# PROVIDED DATA start

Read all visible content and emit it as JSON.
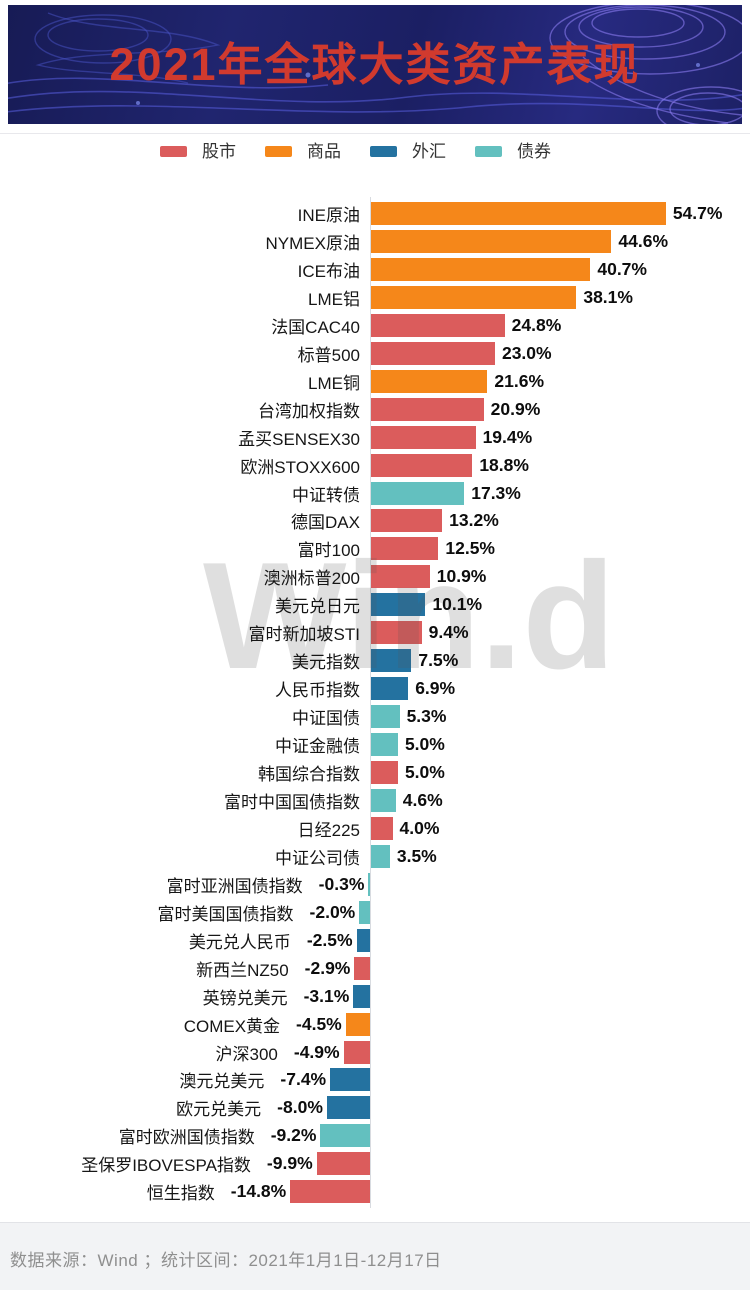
{
  "header": {
    "title": "2021年全球大类资产表现",
    "title_color": "#d13a2e",
    "background_color": "#1d2166"
  },
  "legend": [
    {
      "label": "股市",
      "color": "#db5c5c"
    },
    {
      "label": "商品",
      "color": "#f5871a"
    },
    {
      "label": "外汇",
      "color": "#2472a0"
    },
    {
      "label": "债券",
      "color": "#63c0bf"
    }
  ],
  "watermark": "Win.d",
  "chart_data": {
    "type": "bar",
    "orientation": "horizontal",
    "title": "2021年全球大类资产表现",
    "unit": "%",
    "legend_position": "top",
    "value_labels": "outside-end",
    "grid": false,
    "xlim": [
      -14.8,
      54.7
    ],
    "items": [
      {
        "name": "INE原油",
        "value": 54.7,
        "label": "54.7%",
        "category": "商品"
      },
      {
        "name": "NYMEX原油",
        "value": 44.6,
        "label": "44.6%",
        "category": "商品"
      },
      {
        "name": "ICE布油",
        "value": 40.7,
        "label": "40.7%",
        "category": "商品"
      },
      {
        "name": "LME铝",
        "value": 38.1,
        "label": "38.1%",
        "category": "商品"
      },
      {
        "name": "法国CAC40",
        "value": 24.8,
        "label": "24.8%",
        "category": "股市"
      },
      {
        "name": "标普500",
        "value": 23.0,
        "label": "23.0%",
        "category": "股市"
      },
      {
        "name": "LME铜",
        "value": 21.6,
        "label": "21.6%",
        "category": "商品"
      },
      {
        "name": "台湾加权指数",
        "value": 20.9,
        "label": "20.9%",
        "category": "股市"
      },
      {
        "name": "孟买SENSEX30",
        "value": 19.4,
        "label": "19.4%",
        "category": "股市"
      },
      {
        "name": "欧洲STOXX600",
        "value": 18.8,
        "label": "18.8%",
        "category": "股市"
      },
      {
        "name": "中证转债",
        "value": 17.3,
        "label": "17.3%",
        "category": "债券"
      },
      {
        "name": "德国DAX",
        "value": 13.2,
        "label": "13.2%",
        "category": "股市"
      },
      {
        "name": "富时100",
        "value": 12.5,
        "label": "12.5%",
        "category": "股市"
      },
      {
        "name": "澳洲标普200",
        "value": 10.9,
        "label": "10.9%",
        "category": "股市"
      },
      {
        "name": "美元兑日元",
        "value": 10.1,
        "label": "10.1%",
        "category": "外汇"
      },
      {
        "name": "富时新加坡STI",
        "value": 9.4,
        "label": "9.4%",
        "category": "股市"
      },
      {
        "name": "美元指数",
        "value": 7.5,
        "label": "7.5%",
        "category": "外汇"
      },
      {
        "name": "人民币指数",
        "value": 6.9,
        "label": "6.9%",
        "category": "外汇"
      },
      {
        "name": "中证国债",
        "value": 5.3,
        "label": "5.3%",
        "category": "债券"
      },
      {
        "name": "中证金融债",
        "value": 5.0,
        "label": "5.0%",
        "category": "债券"
      },
      {
        "name": "韩国综合指数",
        "value": 5.0,
        "label": "5.0%",
        "category": "股市"
      },
      {
        "name": "富时中国国债指数",
        "value": 4.6,
        "label": "4.6%",
        "category": "债券"
      },
      {
        "name": "日经225",
        "value": 4.0,
        "label": "4.0%",
        "category": "股市"
      },
      {
        "name": "中证公司债",
        "value": 3.5,
        "label": "3.5%",
        "category": "债券"
      },
      {
        "name": "富时亚洲国债指数",
        "value": -0.3,
        "label": "-0.3%",
        "category": "债券"
      },
      {
        "name": "富时美国国债指数",
        "value": -2.0,
        "label": "-2.0%",
        "category": "债券"
      },
      {
        "name": "美元兑人民币",
        "value": -2.5,
        "label": "-2.5%",
        "category": "外汇"
      },
      {
        "name": "新西兰NZ50",
        "value": -2.9,
        "label": "-2.9%",
        "category": "股市"
      },
      {
        "name": "英镑兑美元",
        "value": -3.1,
        "label": "-3.1%",
        "category": "外汇"
      },
      {
        "name": "COMEX黄金",
        "value": -4.5,
        "label": "-4.5%",
        "category": "商品"
      },
      {
        "name": "沪深300",
        "value": -4.9,
        "label": "-4.9%",
        "category": "股市"
      },
      {
        "name": "澳元兑美元",
        "value": -7.4,
        "label": "-7.4%",
        "category": "外汇"
      },
      {
        "name": "欧元兑美元",
        "value": -8.0,
        "label": "-8.0%",
        "category": "外汇"
      },
      {
        "name": "富时欧洲国债指数",
        "value": -9.2,
        "label": "-9.2%",
        "category": "债券"
      },
      {
        "name": "圣保罗IBOVESPA指数",
        "value": -9.9,
        "label": "-9.9%",
        "category": "股市"
      },
      {
        "name": "恒生指数",
        "value": -14.8,
        "label": "-14.8%",
        "category": "股市"
      }
    ]
  },
  "footer": {
    "source": "数据来源：Wind ；统计区间：2021年1月1日-12月17日"
  }
}
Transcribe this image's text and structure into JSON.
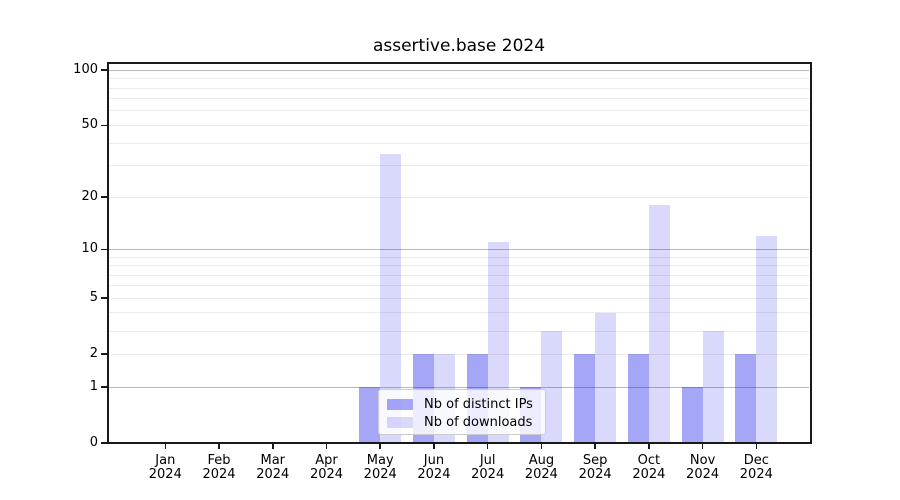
{
  "figure": {
    "title": "assertive.base 2024"
  },
  "chart_data": {
    "type": "bar",
    "title": "assertive.base 2024",
    "categories": [
      "Jan",
      "Feb",
      "Mar",
      "Apr",
      "May",
      "Jun",
      "Jul",
      "Aug",
      "Sep",
      "Oct",
      "Nov",
      "Dec"
    ],
    "category_year": "2024",
    "series": [
      {
        "name": "Nb of distinct IPs",
        "color": "rgba(22,22,235,0.38)",
        "values": [
          0,
          0,
          0,
          0,
          1,
          2,
          2,
          1,
          2,
          2,
          1,
          2
        ]
      },
      {
        "name": "Nb of downloads",
        "color": "rgba(22,22,235,0.165)",
        "values": [
          0,
          0,
          0,
          0,
          35,
          2,
          11,
          3,
          4,
          18,
          3,
          12
        ]
      }
    ],
    "xlabel": "",
    "ylabel": "",
    "y_ticks": [
      0,
      1,
      2,
      5,
      10,
      20,
      50,
      100
    ],
    "y_scale": "log10(1+value)",
    "ylim": [
      0,
      110
    ],
    "grid": {
      "major_values": [
        1,
        10,
        100
      ],
      "minor_values": [
        2,
        3,
        4,
        5,
        6,
        7,
        8,
        9,
        20,
        30,
        40,
        50,
        60,
        70,
        80,
        90
      ],
      "major_color": "#b9b9b9",
      "minor_color": "#ebebeb"
    },
    "legend_position": "lower center-left inside plot",
    "colors": {
      "distinct_ips_bar": "rgba(22,22,235,0.38)",
      "downloads_bar": "rgba(22,22,235,0.165)",
      "frame": "#191919",
      "background": "#ffffff"
    }
  }
}
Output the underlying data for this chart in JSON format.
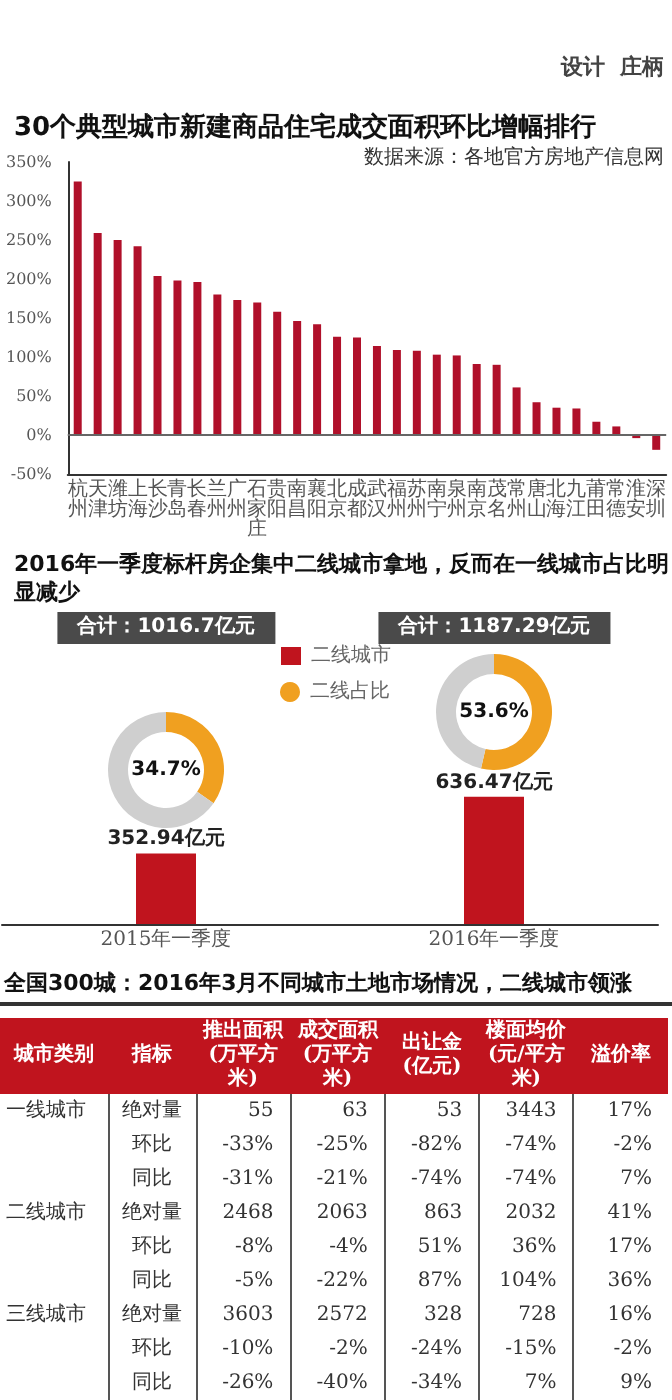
{
  "chart_data": [
    {
      "type": "bar",
      "title": "30个典型城市新建商品住宅成交面积环比增幅排行",
      "annotations": [
        "设计  庄柄",
        "数据来源：各地官方房地产信息网"
      ],
      "categories": [
        "杭州",
        "天津",
        "潍坊",
        "上海",
        "长沙",
        "青岛",
        "长春",
        "兰州",
        "广州",
        "石家庄",
        "贵阳",
        "南昌",
        "襄阳",
        "北京",
        "成都",
        "武汉",
        "福州",
        "苏州",
        "南宁",
        "泉州",
        "南京",
        "茂名",
        "常州",
        "唐山",
        "北海",
        "九江",
        "莆田",
        "常德",
        "淮安",
        "深圳"
      ],
      "values": [
        325,
        259,
        250,
        242,
        204,
        198,
        196,
        180,
        173,
        170,
        158,
        146,
        142,
        126,
        125,
        114,
        109,
        108,
        103,
        102,
        91,
        90,
        61,
        42,
        35,
        34,
        17,
        11,
        -4,
        -19
      ],
      "color": "#b0102a",
      "ylim": [
        -50,
        350
      ],
      "yticks": [
        {
          "value": -50,
          "label": "-50%"
        },
        {
          "value": 0,
          "label": "0%"
        },
        {
          "value": 50,
          "label": "50%"
        },
        {
          "value": 100,
          "label": "100%"
        },
        {
          "value": 150,
          "label": "150%"
        },
        {
          "value": 200,
          "label": "200%"
        },
        {
          "value": 250,
          "label": "250%"
        },
        {
          "value": 300,
          "label": "300%"
        },
        {
          "value": 350,
          "label": "350%"
        }
      ],
      "ref_lines": [
        {
          "axis": "y",
          "value": 0,
          "label": null
        }
      ],
      "grid": false,
      "legend": false
    },
    {
      "type": "bar",
      "title": "2016年一季度标杆房企集中二线城市拿地，反而在一线城市占比明显减少",
      "annotations": [
        "合计：1016.7亿元",
        "合计：1187.29亿元"
      ],
      "categories": [
        "2015年一季度",
        "2016年一季度"
      ],
      "series": [
        {
          "name": "二线城市",
          "color": "#c0141e",
          "values": [
            352.94,
            636.47
          ],
          "value_labels": [
            "352.94亿元",
            "636.47亿元"
          ]
        }
      ],
      "legend": "top",
      "grid": false
    },
    {
      "type": "donut",
      "categories": [
        "二线占比",
        null
      ],
      "values": [
        34.7,
        65.3
      ],
      "colors": [
        "#f0a020",
        "#cfcfcf"
      ],
      "value_labels": [
        "34.7%",
        null
      ],
      "legend": "top right"
    },
    {
      "type": "donut",
      "categories": [
        null,
        null
      ],
      "values": [
        53.6,
        46.4
      ],
      "colors": [
        "#f0a020",
        "#cfcfcf"
      ],
      "value_labels": [
        "53.6%",
        null
      ]
    },
    {
      "type": "other",
      "title": "全国300城：2016年3月不同城市土地市场情况，二线城市领涨",
      "ylabel": "城市类别",
      "y2label": "指标",
      "categories": [
        "推出面积(万平方米)",
        "成交面积(万平方米)",
        "出让金(亿元)",
        "楼面均价(元/平方米)",
        "溢价率"
      ],
      "y_categories": [
        "一线城市",
        null,
        null,
        "二线城市",
        null,
        null,
        "三线城市",
        null,
        null
      ],
      "y2_categories": [
        "绝对量",
        "环比",
        "同比",
        "绝对量",
        "环比",
        "同比",
        "绝对量",
        "环比",
        "同比"
      ],
      "cell_labels": [
        [
          "55",
          "63",
          "53",
          "3443",
          "17%"
        ],
        [
          "-33%",
          "-25%",
          "-82%",
          "-74%",
          "-2%"
        ],
        [
          "-31%",
          "-21%",
          "-74%",
          "-74%",
          "7%"
        ],
        [
          "2468",
          "2063",
          "863",
          "2032",
          "41%"
        ],
        [
          "-8%",
          "-4%",
          "51%",
          "36%",
          "17%"
        ],
        [
          "-5%",
          "-22%",
          "87%",
          "104%",
          "36%"
        ],
        [
          "3603",
          "2572",
          "328",
          "728",
          "16%"
        ],
        [
          "-10%",
          "-2%",
          "-24%",
          "-15%",
          "-2%"
        ],
        [
          "-26%",
          "-40%",
          "-34%",
          "7%",
          "9%"
        ]
      ]
    }
  ]
}
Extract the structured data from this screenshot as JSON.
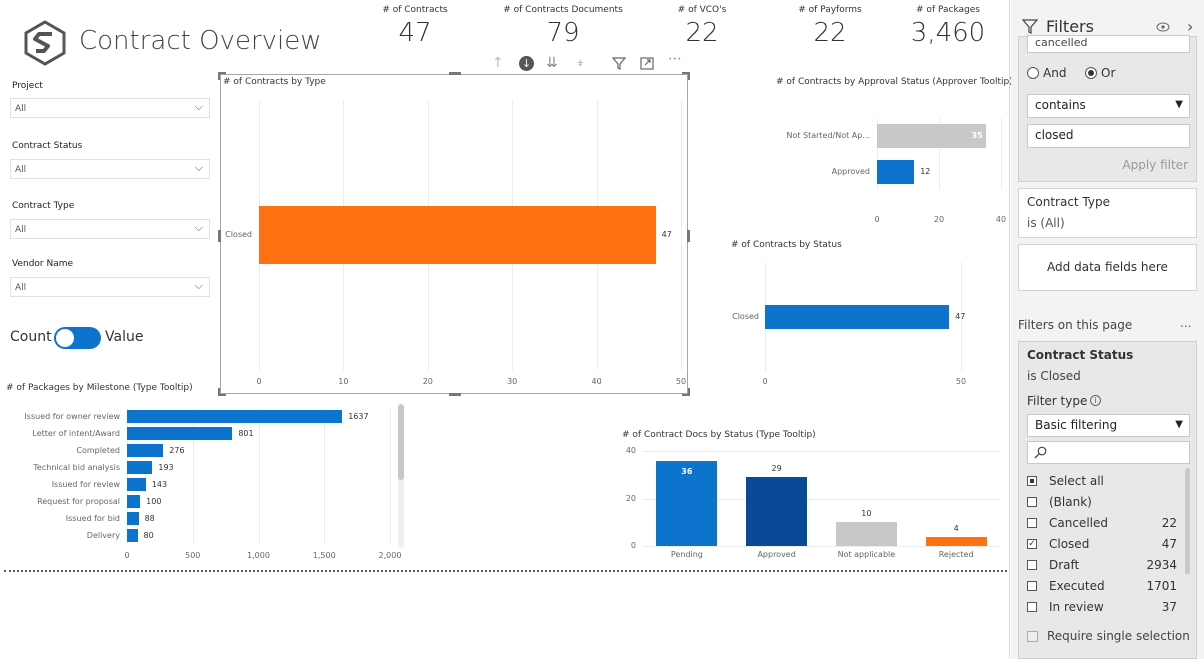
{
  "header": {
    "title": "Contract Overview"
  },
  "kpis": [
    {
      "label": "# of Contracts",
      "value": "47"
    },
    {
      "label": "# of Contracts Documents",
      "value": "79"
    },
    {
      "label": "# of VCO's",
      "value": "22"
    },
    {
      "label": "# of Payforms",
      "value": "22"
    },
    {
      "label": "# of Packages",
      "value": "3,460"
    }
  ],
  "slicers": [
    {
      "label": "Project",
      "value": "All"
    },
    {
      "label": "Contract Status",
      "value": "All"
    },
    {
      "label": "Contract Type",
      "value": "All"
    },
    {
      "label": "Vendor Name",
      "value": "All"
    }
  ],
  "toggle": {
    "left": "Count",
    "right": "Value"
  },
  "colors": {
    "orange": "#ff7213",
    "blue": "#0c74cc",
    "darkblue": "#094a97",
    "grey": "#c8c8c8"
  },
  "icons": [
    "arrow-up-icon",
    "drill-down-icon",
    "double-arrow-down-icon",
    "expand-hierarchy-icon",
    "filter-icon",
    "focus-mode-icon",
    "more-options-icon",
    "eye-icon",
    "chevron-right-icon",
    "search-icon",
    "info-icon"
  ],
  "chart_data": [
    {
      "type": "bar",
      "title": "# of Contracts by Type",
      "categories": [
        "Closed"
      ],
      "values": [
        47
      ],
      "xticks": [
        "0",
        "10",
        "20",
        "30",
        "40",
        "50"
      ],
      "xlim": [
        0,
        50
      ],
      "color": "#ff7213"
    },
    {
      "type": "bar",
      "title": "# of Contracts by Approval Status (Approver Tooltip)",
      "categories": [
        "Not Started/Not Ap...",
        "Approved"
      ],
      "values": [
        35,
        12
      ],
      "xticks": [
        "0",
        "20",
        "40"
      ],
      "xlim": [
        0,
        40
      ],
      "colors": [
        "#c8c8c8",
        "#0c74cc"
      ]
    },
    {
      "type": "bar",
      "title": "# of Contracts by Status",
      "categories": [
        "Closed"
      ],
      "values": [
        47
      ],
      "xticks": [
        "0",
        "50"
      ],
      "xlim": [
        0,
        50
      ],
      "color": "#0c74cc"
    },
    {
      "type": "bar",
      "title": "# of Packages by Milestone (Type Tooltip)",
      "categories": [
        "Issued for owner review",
        "Letter of intent/Award",
        "Completed",
        "Technical bid analysis",
        "Issued for review",
        "Request for proposal",
        "Issued for bid",
        "Delivery"
      ],
      "values": [
        1637,
        801,
        276,
        193,
        143,
        100,
        88,
        80
      ],
      "xticks": [
        "0",
        "500",
        "1,000",
        "1,500",
        "2,000"
      ],
      "xlim": [
        0,
        2000
      ],
      "color": "#0c74cc"
    },
    {
      "type": "bar",
      "title": "# of Contract Docs by Status (Type Tooltip)",
      "categories": [
        "Pending",
        "Approved",
        "Not applicable",
        "Rejected"
      ],
      "values": [
        36,
        29,
        10,
        4
      ],
      "yticks": [
        "0",
        "20",
        "40"
      ],
      "ylim": [
        0,
        40
      ],
      "colors": [
        "#0c74cc",
        "#094a97",
        "#c8c8c8",
        "#ff7213"
      ]
    }
  ],
  "filters": {
    "title": "Filters",
    "truncated_value": "cancelled",
    "and_label": "And",
    "or_label": "Or",
    "condition": "contains",
    "condition_value": "closed",
    "apply_label": "Apply filter",
    "contract_type_title": "Contract Type",
    "contract_type_value": "is (All)",
    "add_fields": "Add data fields here",
    "page_section": "Filters on this page",
    "page_more": "...",
    "status_title": "Contract Status",
    "status_value": "is Closed",
    "filter_type_label": "Filter type",
    "filter_type_value": "Basic filtering",
    "items": [
      {
        "label": "Select all",
        "count": "",
        "state": "partial"
      },
      {
        "label": "(Blank)",
        "count": "",
        "state": "off"
      },
      {
        "label": "Cancelled",
        "count": "22",
        "state": "off"
      },
      {
        "label": "Closed",
        "count": "47",
        "state": "on"
      },
      {
        "label": "Draft",
        "count": "2934",
        "state": "off"
      },
      {
        "label": "Executed",
        "count": "1701",
        "state": "off"
      },
      {
        "label": "In review",
        "count": "37",
        "state": "off"
      }
    ],
    "require_single": "Require single selection"
  }
}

# PROVIDED DATA end

WHAT IS ASKED: Which lines hold the word "this"? Copy every one of them.

EXERCISE ANSWER:
Transcribe this image's text and structure into JSON.
Output the underlying data for this chart in JSON format.
Extract the structured data from this screenshot as JSON.
    "page_section": "Filters on this page",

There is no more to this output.